▶ [MATERIAL]:
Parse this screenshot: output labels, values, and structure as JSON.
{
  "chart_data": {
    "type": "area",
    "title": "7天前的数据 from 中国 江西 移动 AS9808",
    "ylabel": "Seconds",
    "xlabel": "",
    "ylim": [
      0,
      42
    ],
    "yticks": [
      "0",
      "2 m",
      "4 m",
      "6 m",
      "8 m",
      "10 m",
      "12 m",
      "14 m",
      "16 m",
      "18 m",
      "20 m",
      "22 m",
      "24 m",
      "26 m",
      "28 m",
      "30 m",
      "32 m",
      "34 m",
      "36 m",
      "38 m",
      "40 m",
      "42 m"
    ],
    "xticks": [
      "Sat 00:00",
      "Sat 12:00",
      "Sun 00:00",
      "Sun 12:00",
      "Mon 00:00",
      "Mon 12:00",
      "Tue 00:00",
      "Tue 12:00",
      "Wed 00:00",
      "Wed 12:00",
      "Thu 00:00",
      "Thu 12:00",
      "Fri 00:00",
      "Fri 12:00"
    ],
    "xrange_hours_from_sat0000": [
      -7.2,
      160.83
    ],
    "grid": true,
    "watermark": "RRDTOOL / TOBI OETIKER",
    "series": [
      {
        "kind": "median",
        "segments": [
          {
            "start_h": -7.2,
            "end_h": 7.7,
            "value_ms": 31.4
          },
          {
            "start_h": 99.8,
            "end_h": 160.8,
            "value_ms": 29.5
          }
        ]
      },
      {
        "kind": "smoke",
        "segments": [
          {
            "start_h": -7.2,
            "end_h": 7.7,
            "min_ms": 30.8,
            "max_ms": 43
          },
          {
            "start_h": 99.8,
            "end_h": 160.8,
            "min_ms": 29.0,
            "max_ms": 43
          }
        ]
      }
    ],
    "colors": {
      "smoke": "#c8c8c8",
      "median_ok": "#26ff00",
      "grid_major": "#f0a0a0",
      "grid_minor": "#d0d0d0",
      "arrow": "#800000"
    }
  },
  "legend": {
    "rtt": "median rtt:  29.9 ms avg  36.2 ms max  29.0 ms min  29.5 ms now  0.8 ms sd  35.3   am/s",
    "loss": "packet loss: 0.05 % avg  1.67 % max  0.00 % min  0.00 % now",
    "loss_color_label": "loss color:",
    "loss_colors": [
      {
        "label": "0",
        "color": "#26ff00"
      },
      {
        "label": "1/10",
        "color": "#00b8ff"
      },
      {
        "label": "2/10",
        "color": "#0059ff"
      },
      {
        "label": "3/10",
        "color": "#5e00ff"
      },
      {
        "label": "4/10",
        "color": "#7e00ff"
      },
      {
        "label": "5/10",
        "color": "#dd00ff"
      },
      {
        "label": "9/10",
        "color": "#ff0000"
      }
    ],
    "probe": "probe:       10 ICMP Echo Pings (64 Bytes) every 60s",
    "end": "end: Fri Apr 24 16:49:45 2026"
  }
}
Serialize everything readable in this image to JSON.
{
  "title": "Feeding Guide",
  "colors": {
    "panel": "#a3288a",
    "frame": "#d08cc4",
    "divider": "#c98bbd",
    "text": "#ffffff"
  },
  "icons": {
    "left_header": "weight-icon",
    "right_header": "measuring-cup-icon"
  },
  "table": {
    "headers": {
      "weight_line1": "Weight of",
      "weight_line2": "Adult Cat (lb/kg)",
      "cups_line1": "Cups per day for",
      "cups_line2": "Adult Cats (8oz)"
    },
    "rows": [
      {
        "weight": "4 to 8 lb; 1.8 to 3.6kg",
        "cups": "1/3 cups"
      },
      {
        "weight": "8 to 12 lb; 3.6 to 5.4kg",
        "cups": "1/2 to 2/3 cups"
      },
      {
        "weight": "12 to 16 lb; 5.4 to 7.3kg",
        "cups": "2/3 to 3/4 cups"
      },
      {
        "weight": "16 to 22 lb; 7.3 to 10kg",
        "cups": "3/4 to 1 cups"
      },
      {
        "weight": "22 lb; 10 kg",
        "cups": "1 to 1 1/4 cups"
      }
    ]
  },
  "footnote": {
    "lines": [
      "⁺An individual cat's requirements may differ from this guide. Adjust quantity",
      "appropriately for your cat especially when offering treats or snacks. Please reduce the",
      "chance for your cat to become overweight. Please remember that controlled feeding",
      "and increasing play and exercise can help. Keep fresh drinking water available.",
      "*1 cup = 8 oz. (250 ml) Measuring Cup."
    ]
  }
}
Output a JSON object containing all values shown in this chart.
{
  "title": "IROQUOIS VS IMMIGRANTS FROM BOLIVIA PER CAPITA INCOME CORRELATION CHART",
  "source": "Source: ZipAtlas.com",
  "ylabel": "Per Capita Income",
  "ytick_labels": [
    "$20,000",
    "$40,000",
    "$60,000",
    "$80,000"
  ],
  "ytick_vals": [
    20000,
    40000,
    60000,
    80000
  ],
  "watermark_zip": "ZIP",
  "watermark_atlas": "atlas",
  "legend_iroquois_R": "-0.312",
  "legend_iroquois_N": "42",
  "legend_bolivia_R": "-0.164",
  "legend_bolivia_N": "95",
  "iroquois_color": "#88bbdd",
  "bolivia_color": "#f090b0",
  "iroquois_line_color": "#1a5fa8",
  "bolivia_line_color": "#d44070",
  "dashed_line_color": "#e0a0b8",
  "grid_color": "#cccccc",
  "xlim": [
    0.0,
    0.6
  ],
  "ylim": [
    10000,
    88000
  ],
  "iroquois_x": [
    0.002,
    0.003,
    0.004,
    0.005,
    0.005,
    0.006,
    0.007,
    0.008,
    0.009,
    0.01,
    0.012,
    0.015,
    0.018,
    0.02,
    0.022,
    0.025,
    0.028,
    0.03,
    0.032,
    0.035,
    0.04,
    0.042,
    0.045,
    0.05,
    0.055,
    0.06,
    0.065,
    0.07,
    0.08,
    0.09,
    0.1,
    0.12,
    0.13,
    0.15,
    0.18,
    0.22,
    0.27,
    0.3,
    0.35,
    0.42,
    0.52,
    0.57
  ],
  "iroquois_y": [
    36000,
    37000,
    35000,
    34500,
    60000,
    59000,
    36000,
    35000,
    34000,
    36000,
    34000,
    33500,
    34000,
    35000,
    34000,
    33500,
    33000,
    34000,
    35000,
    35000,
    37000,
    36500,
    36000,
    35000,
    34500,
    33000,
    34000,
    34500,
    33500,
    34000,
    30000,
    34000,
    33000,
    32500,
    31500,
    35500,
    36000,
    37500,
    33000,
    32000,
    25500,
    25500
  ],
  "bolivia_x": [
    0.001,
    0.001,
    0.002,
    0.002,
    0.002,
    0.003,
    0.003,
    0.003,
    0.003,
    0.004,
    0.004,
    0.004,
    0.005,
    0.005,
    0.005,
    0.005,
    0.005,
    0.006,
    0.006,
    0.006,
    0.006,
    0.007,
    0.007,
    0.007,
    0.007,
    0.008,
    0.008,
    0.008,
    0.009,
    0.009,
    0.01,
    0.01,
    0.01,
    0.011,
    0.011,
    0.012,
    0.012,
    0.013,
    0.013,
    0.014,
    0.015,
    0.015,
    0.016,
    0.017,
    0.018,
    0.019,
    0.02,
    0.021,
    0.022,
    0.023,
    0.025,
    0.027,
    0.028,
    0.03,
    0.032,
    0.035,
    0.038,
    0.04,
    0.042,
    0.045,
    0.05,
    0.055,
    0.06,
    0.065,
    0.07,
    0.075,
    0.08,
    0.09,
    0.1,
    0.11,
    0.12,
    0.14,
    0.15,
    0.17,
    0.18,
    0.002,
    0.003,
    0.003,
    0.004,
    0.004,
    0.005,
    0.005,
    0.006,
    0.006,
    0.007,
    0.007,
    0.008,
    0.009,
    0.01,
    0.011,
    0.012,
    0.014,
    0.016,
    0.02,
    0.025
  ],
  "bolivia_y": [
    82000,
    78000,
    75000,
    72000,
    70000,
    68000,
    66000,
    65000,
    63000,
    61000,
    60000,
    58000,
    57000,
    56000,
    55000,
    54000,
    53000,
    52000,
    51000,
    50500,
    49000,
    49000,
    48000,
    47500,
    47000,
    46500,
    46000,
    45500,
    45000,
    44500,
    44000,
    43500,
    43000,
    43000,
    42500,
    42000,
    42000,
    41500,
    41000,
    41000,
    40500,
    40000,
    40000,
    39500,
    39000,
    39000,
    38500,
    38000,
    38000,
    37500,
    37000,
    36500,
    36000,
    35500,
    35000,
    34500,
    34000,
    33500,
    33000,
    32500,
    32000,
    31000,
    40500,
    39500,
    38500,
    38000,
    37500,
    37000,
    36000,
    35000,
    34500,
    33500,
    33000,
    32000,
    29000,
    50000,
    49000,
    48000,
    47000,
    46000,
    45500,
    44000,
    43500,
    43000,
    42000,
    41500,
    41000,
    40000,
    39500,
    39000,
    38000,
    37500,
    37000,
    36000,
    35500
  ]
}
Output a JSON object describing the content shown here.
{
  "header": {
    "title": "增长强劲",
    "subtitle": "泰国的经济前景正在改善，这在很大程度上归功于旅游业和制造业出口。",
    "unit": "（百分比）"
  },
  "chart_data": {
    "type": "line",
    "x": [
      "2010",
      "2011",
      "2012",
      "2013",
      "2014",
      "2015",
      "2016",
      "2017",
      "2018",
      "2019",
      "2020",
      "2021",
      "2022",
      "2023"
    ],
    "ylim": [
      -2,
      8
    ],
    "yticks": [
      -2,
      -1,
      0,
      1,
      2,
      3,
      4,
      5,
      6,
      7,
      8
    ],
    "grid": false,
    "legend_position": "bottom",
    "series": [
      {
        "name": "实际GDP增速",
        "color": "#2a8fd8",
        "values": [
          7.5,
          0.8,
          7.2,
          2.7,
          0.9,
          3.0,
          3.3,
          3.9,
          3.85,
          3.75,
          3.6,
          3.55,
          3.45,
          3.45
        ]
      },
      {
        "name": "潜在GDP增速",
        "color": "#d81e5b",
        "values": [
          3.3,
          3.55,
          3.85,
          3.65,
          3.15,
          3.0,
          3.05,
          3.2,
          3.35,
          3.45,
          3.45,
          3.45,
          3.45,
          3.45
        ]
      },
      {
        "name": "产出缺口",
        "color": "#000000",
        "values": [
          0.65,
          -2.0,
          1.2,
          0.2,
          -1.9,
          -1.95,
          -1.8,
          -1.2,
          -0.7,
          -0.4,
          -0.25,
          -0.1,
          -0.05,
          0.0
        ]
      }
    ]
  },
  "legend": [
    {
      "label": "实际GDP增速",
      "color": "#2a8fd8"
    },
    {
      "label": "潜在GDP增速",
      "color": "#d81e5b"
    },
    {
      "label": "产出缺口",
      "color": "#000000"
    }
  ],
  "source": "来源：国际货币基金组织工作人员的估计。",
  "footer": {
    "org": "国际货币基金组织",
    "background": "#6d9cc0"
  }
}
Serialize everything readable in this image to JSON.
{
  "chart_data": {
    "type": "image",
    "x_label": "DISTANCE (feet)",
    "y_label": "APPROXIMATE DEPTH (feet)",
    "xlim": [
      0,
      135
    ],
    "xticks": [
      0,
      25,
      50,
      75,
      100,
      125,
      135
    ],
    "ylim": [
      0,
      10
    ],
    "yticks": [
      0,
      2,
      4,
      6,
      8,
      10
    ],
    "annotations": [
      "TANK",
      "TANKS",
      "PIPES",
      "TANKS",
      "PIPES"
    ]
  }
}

▶ [YOUR GOAL]:
Look for the word "source" in every line of the listing and copy the lines that have it.

▶ [COMPLETED TASK]:
  "source": "Source: ZipAtlas.com",
  "source": "来源：国际货币基金组织工作人员的估计。",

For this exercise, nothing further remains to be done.